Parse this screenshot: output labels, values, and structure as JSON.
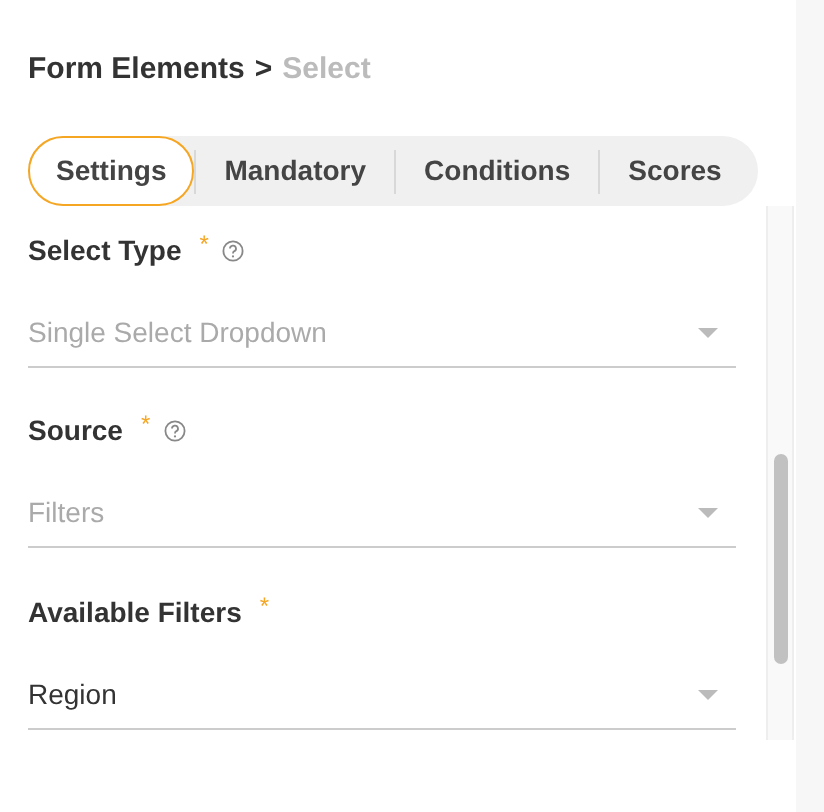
{
  "breadcrumb": {
    "parent": "Form Elements",
    "separator": ">",
    "current": "Select"
  },
  "tabs": [
    {
      "label": "Settings",
      "selected": true
    },
    {
      "label": "Mandatory",
      "selected": false
    },
    {
      "label": "Conditions",
      "selected": false
    },
    {
      "label": "Scores",
      "selected": false
    }
  ],
  "fields": [
    {
      "label": "Select Type",
      "required_mark": "*",
      "help": true,
      "placeholder": "Single Select Dropdown"
    },
    {
      "label": "Source",
      "required_mark": "*",
      "help": true,
      "placeholder": "Filters"
    },
    {
      "label": "Available Filters",
      "required_mark": "*",
      "help": false,
      "value": "Region"
    }
  ]
}
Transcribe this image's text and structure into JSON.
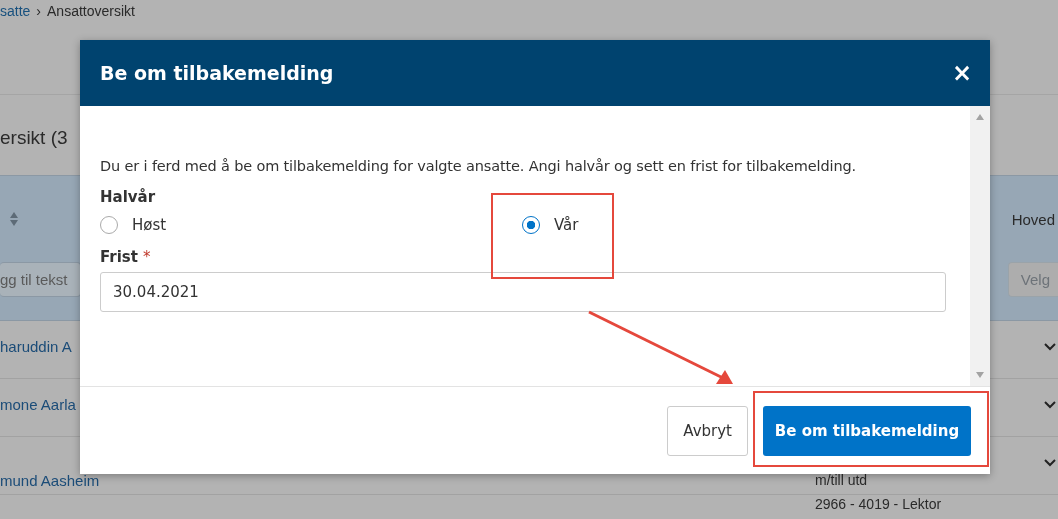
# # # #
> Task to complete
Pictures don't belong in the copy. Transcribe every record exactly as it appears.

> Result for this exercise
Parse this screenshot: output labels, values, and structure as JSON.
{
  "breadcrumb": {
    "parent": "Form Elements",
    "separator": ">",
    "current": "Select"
  },
  "tabs": [
    {
      "label": "Settings",
      "selected": true
    },
    {
      "label": "Mandatory",
      "selected": false
    },
    {
      "label": "Conditions",
      "selected": false
    },
    {
      "label": "Scores",
      "selected": false
    }
  ],
  "fields": [
    {
      "label": "Select Type",
      "required_mark": "*",
      "help": true,
      "placeholder": "Single Select Dropdown"
    },
    {
      "label": "Source",
      "required_mark": "*",
      "help": true,
      "placeholder": "Filters"
    },
    {
      "label": "Available Filters",
      "required_mark": "*",
      "help": false,
      "value": "Region"
    }
  ]
}
Transcribe this image's text and structure into JSON.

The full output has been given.